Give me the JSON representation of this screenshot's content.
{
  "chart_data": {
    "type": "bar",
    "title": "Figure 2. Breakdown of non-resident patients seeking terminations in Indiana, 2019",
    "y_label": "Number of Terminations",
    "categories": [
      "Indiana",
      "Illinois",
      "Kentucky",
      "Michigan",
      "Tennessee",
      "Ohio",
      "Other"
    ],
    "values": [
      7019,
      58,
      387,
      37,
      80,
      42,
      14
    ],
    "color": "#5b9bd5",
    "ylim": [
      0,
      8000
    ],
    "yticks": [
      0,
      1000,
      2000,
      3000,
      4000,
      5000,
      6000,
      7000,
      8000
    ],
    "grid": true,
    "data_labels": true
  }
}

• **WHAT TO WORK ON**:
Print out every record again, exactly and in full.

• **SOLUTION**:
Give me the JSON representation of this screenshot's content.
{
  "chart_data": {
    "type": "bar",
    "title": "Figure 2. Breakdown of non-resident patients seeking terminations in Indiana, 2019",
    "y_label": "Number of Terminations",
    "categories": [
      "Indiana",
      "Illinois",
      "Kentucky",
      "Michigan",
      "Tennessee",
      "Ohio",
      "Other"
    ],
    "values": [
      7019,
      58,
      387,
      37,
      80,
      42,
      14
    ],
    "color": "#5b9bd5",
    "ylim": [
      0,
      8000
    ],
    "yticks": [
      0,
      1000,
      2000,
      3000,
      4000,
      5000,
      6000,
      7000,
      8000
    ],
    "grid": true,
    "data_labels": true
  }
}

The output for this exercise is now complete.